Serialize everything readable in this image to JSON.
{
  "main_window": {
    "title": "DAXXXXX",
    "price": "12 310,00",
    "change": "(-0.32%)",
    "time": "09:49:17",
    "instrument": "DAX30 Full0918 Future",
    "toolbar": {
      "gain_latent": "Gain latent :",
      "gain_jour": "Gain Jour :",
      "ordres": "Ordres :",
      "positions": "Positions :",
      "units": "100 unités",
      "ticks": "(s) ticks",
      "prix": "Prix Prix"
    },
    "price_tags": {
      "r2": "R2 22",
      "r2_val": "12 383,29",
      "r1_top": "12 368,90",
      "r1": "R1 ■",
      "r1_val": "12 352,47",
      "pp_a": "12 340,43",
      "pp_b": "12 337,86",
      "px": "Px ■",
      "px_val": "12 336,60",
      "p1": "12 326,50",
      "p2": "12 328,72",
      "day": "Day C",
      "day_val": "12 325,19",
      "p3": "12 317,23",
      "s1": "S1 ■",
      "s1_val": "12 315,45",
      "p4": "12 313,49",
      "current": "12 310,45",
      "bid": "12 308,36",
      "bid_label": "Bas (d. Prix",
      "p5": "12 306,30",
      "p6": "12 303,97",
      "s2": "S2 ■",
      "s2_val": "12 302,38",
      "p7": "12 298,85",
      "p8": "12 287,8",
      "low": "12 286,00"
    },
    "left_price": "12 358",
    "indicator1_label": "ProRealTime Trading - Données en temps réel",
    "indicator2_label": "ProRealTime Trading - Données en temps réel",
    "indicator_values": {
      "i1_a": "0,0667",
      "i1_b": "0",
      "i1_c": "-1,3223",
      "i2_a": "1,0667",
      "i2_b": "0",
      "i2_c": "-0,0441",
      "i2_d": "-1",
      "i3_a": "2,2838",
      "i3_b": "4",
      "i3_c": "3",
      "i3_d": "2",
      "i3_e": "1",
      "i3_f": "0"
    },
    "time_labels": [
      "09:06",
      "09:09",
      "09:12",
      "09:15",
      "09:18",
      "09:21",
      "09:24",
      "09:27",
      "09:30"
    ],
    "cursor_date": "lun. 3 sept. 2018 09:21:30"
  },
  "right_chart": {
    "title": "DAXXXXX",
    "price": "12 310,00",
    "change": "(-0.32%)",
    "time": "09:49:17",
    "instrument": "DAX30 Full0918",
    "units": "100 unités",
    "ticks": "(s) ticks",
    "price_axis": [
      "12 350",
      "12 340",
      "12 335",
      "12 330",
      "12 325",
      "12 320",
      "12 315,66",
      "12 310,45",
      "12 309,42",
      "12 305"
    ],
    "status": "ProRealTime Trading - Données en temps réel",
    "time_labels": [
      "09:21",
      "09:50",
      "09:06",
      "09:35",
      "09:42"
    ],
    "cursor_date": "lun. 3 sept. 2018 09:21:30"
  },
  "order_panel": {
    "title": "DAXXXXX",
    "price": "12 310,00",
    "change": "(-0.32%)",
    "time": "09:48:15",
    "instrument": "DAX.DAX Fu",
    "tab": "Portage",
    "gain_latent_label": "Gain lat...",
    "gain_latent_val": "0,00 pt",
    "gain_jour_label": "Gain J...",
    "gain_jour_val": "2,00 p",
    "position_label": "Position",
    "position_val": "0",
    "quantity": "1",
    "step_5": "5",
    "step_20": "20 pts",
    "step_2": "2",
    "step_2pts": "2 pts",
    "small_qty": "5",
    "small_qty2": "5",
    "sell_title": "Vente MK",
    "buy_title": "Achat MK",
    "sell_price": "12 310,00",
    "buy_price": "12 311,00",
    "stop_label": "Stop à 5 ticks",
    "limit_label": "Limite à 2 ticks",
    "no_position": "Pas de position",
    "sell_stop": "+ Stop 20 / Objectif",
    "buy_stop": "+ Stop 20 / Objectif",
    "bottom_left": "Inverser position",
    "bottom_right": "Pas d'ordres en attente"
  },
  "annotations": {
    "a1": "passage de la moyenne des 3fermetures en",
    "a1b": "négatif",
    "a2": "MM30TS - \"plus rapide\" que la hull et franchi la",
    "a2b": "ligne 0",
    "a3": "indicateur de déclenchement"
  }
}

* [Written request]
Restate each entry exactly, skipping none.

* [Result]
Serialize everything readable in this image to JSON.
{
  "main_window": {
    "title": "DAXXXXX",
    "price": "12 310,00",
    "change": "(-0.32%)",
    "time": "09:49:17",
    "instrument": "DAX30 Full0918 Future",
    "toolbar": {
      "gain_latent": "Gain latent :",
      "gain_jour": "Gain Jour :",
      "ordres": "Ordres :",
      "positions": "Positions :",
      "units": "100 unités",
      "ticks": "(s) ticks",
      "prix": "Prix Prix"
    },
    "price_tags": {
      "r2": "R2 22",
      "r2_val": "12 383,29",
      "r1_top": "12 368,90",
      "r1": "R1 ■",
      "r1_val": "12 352,47",
      "pp_a": "12 340,43",
      "pp_b": "12 337,86",
      "px": "Px ■",
      "px_val": "12 336,60",
      "p1": "12 326,50",
      "p2": "12 328,72",
      "day": "Day C",
      "day_val": "12 325,19",
      "p3": "12 317,23",
      "s1": "S1 ■",
      "s1_val": "12 315,45",
      "p4": "12 313,49",
      "current": "12 310,45",
      "bid": "12 308,36",
      "bid_label": "Bas (d. Prix",
      "p5": "12 306,30",
      "p6": "12 303,97",
      "s2": "S2 ■",
      "s2_val": "12 302,38",
      "p7": "12 298,85",
      "p8": "12 287,8",
      "low": "12 286,00"
    },
    "left_price": "12 358",
    "indicator1_label": "ProRealTime Trading - Données en temps réel",
    "indicator2_label": "ProRealTime Trading - Données en temps réel",
    "indicator_values": {
      "i1_a": "0,0667",
      "i1_b": "0",
      "i1_c": "-1,3223",
      "i2_a": "1,0667",
      "i2_b": "0",
      "i2_c": "-0,0441",
      "i2_d": "-1",
      "i3_a": "2,2838",
      "i3_b": "4",
      "i3_c": "3",
      "i3_d": "2",
      "i3_e": "1",
      "i3_f": "0"
    },
    "time_labels": [
      "09:06",
      "09:09",
      "09:12",
      "09:15",
      "09:18",
      "09:21",
      "09:24",
      "09:27",
      "09:30"
    ],
    "cursor_date": "lun. 3 sept. 2018 09:21:30"
  },
  "right_chart": {
    "title": "DAXXXXX",
    "price": "12 310,00",
    "change": "(-0.32%)",
    "time": "09:49:17",
    "instrument": "DAX30 Full0918",
    "units": "100 unités",
    "ticks": "(s) ticks",
    "price_axis": [
      "12 350",
      "12 340",
      "12 335",
      "12 330",
      "12 325",
      "12 320",
      "12 315,66",
      "12 310,45",
      "12 309,42",
      "12 305"
    ],
    "status": "ProRealTime Trading - Données en temps réel",
    "time_labels": [
      "09:21",
      "09:50",
      "09:06",
      "09:35",
      "09:42"
    ],
    "cursor_date": "lun. 3 sept. 2018 09:21:30"
  },
  "order_panel": {
    "title": "DAXXXXX",
    "price": "12 310,00",
    "change": "(-0.32%)",
    "time": "09:48:15",
    "instrument": "DAX.DAX Fu",
    "tab": "Portage",
    "gain_latent_label": "Gain lat...",
    "gain_latent_val": "0,00 pt",
    "gain_jour_label": "Gain J...",
    "gain_jour_val": "2,00 p",
    "position_label": "Position",
    "position_val": "0",
    "quantity": "1",
    "step_5": "5",
    "step_20": "20 pts",
    "step_2": "2",
    "step_2pts": "2 pts",
    "small_qty": "5",
    "small_qty2": "5",
    "sell_title": "Vente MK",
    "buy_title": "Achat MK",
    "sell_price": "12 310,00",
    "buy_price": "12 311,00",
    "stop_label": "Stop à 5 ticks",
    "limit_label": "Limite à 2 ticks",
    "no_position": "Pas de position",
    "sell_stop": "+ Stop 20 / Objectif",
    "buy_stop": "+ Stop 20 / Objectif",
    "bottom_left": "Inverser position",
    "bottom_right": "Pas d'ordres en attente"
  },
  "annotations": {
    "a1": "passage de la moyenne des 3fermetures en",
    "a1b": "négatif",
    "a2": "MM30TS - \"plus rapide\" que la hull et franchi la",
    "a2b": "ligne 0",
    "a3": "indicateur de déclenchement"
  }
}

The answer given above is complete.